Collected data entries

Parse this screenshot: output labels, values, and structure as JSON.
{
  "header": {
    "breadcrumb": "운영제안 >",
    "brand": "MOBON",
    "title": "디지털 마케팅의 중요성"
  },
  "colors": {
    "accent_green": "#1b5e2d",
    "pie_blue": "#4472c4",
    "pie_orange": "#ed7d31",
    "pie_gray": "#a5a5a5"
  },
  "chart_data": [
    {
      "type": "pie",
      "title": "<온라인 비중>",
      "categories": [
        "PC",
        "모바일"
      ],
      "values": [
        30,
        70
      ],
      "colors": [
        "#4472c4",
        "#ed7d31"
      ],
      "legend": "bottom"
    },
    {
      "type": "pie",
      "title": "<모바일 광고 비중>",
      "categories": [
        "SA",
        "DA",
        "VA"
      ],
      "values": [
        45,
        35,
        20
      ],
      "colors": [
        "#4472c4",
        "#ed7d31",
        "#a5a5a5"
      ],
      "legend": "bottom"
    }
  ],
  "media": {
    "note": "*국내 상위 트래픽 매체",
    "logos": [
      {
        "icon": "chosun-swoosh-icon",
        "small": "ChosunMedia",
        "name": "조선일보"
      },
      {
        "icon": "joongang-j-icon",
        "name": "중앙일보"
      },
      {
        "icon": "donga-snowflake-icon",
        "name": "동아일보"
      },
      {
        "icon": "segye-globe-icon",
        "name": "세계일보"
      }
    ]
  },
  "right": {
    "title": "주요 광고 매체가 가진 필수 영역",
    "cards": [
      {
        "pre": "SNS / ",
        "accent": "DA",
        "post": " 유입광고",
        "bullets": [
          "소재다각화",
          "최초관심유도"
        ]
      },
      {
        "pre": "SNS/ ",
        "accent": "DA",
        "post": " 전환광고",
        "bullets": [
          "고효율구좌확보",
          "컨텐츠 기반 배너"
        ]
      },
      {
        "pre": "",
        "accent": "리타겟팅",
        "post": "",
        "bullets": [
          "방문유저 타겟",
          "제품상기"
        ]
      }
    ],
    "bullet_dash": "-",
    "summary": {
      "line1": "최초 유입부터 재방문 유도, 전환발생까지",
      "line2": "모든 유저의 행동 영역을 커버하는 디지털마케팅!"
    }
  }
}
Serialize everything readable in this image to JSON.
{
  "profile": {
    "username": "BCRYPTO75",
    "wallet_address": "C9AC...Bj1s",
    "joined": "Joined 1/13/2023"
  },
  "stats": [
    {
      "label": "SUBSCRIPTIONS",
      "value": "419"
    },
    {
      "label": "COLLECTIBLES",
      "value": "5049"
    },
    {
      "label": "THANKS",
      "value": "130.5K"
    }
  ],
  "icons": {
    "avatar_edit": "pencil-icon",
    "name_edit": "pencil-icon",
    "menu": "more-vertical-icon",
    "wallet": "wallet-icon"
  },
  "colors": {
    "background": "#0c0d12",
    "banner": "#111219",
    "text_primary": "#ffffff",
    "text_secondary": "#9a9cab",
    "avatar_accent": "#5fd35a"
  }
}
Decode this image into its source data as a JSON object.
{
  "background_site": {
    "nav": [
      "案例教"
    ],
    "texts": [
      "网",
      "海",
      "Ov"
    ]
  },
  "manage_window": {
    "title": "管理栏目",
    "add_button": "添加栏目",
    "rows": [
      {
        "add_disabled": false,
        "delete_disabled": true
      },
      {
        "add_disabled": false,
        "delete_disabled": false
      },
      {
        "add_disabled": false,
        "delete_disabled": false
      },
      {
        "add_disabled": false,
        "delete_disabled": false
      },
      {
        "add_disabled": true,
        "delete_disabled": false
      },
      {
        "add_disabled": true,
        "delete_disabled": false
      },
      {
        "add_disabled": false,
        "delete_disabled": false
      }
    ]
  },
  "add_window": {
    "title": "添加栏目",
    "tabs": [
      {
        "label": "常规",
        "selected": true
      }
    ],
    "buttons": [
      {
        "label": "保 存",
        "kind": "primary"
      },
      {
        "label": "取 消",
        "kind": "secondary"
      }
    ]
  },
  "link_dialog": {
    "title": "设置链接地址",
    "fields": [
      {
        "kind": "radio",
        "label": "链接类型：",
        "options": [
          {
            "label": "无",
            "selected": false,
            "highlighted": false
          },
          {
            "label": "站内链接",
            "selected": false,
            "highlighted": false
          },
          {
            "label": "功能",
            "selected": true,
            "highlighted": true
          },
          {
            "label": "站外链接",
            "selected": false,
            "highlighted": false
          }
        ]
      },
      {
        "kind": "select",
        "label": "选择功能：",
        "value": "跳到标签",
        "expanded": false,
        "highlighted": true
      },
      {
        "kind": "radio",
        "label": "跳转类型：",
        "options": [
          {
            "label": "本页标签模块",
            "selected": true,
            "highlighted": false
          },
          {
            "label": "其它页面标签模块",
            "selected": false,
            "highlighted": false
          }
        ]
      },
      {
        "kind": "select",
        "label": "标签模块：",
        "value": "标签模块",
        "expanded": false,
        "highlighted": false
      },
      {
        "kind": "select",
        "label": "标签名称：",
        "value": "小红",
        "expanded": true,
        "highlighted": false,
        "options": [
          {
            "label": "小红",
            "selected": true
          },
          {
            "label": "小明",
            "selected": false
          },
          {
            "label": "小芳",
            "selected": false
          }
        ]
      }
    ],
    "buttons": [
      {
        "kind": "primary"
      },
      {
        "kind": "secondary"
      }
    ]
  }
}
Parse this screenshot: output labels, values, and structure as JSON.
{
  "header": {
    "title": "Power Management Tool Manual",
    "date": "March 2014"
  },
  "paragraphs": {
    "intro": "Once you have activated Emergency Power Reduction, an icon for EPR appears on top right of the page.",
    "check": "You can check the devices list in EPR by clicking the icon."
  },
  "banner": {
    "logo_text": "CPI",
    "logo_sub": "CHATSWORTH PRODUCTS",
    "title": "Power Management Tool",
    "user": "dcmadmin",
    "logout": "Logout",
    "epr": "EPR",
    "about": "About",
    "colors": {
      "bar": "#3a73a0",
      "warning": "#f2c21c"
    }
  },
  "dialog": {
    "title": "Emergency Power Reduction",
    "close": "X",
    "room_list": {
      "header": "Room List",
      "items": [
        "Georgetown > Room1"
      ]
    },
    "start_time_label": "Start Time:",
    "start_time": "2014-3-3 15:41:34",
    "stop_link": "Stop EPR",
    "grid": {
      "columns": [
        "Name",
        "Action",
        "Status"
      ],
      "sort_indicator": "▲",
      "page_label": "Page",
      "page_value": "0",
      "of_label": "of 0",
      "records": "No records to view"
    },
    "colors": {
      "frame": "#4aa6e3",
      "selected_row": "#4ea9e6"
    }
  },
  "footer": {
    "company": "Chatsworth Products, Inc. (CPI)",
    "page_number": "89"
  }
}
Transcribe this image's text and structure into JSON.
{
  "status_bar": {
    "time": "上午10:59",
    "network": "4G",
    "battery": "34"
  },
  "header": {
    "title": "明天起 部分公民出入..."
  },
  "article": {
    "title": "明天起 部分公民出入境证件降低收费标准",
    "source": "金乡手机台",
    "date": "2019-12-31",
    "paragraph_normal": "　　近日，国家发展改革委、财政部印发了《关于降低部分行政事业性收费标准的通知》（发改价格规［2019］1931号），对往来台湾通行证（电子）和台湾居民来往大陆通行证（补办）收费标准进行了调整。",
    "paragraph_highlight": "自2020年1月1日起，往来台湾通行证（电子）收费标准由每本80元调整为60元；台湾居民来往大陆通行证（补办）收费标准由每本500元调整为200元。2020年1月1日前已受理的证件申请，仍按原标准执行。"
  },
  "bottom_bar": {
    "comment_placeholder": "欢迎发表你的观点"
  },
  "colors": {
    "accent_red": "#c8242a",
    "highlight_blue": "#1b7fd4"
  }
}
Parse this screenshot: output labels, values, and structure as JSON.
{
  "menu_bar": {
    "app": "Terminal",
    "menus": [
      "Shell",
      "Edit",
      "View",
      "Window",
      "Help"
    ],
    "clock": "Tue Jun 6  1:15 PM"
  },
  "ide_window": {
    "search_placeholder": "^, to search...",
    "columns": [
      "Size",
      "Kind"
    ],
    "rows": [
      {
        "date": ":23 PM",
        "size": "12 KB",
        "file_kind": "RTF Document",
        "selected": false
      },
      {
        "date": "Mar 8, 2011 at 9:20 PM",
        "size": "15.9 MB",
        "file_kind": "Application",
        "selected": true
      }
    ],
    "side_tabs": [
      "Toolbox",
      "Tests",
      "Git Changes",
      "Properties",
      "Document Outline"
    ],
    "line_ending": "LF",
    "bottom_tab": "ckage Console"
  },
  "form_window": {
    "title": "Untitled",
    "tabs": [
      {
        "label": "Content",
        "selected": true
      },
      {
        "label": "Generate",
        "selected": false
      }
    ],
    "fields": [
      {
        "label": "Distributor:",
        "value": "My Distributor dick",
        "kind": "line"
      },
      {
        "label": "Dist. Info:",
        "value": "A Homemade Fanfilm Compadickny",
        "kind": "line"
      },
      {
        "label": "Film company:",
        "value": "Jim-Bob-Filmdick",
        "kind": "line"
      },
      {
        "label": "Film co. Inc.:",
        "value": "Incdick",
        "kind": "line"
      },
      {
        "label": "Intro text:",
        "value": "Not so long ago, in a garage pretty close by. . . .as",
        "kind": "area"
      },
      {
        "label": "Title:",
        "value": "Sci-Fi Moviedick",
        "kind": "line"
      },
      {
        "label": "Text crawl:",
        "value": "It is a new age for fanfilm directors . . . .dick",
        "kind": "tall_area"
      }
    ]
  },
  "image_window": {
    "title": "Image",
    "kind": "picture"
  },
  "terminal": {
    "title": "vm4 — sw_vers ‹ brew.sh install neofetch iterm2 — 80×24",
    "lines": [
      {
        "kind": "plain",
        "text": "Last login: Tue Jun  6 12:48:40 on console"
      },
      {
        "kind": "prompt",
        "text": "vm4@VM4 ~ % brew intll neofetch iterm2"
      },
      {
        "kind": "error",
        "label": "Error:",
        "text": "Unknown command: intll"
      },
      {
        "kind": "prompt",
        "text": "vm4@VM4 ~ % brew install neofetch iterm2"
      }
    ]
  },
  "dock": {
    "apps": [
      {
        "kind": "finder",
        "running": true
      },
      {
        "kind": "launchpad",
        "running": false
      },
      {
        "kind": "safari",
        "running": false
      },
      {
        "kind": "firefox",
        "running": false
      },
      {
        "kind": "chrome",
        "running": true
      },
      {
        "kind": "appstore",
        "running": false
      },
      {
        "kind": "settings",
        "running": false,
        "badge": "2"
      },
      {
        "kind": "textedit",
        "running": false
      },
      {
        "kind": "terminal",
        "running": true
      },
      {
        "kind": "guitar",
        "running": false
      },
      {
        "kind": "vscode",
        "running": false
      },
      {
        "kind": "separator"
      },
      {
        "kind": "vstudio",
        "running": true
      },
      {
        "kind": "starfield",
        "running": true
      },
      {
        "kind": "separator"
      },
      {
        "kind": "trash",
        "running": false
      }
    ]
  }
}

* TASK *
Search the entries for the word "Management", then gather every line that has it.

* WRITTEN ANSWER *
    "title": "Power Management Tool Manual",
    "title": "Power Management Tool",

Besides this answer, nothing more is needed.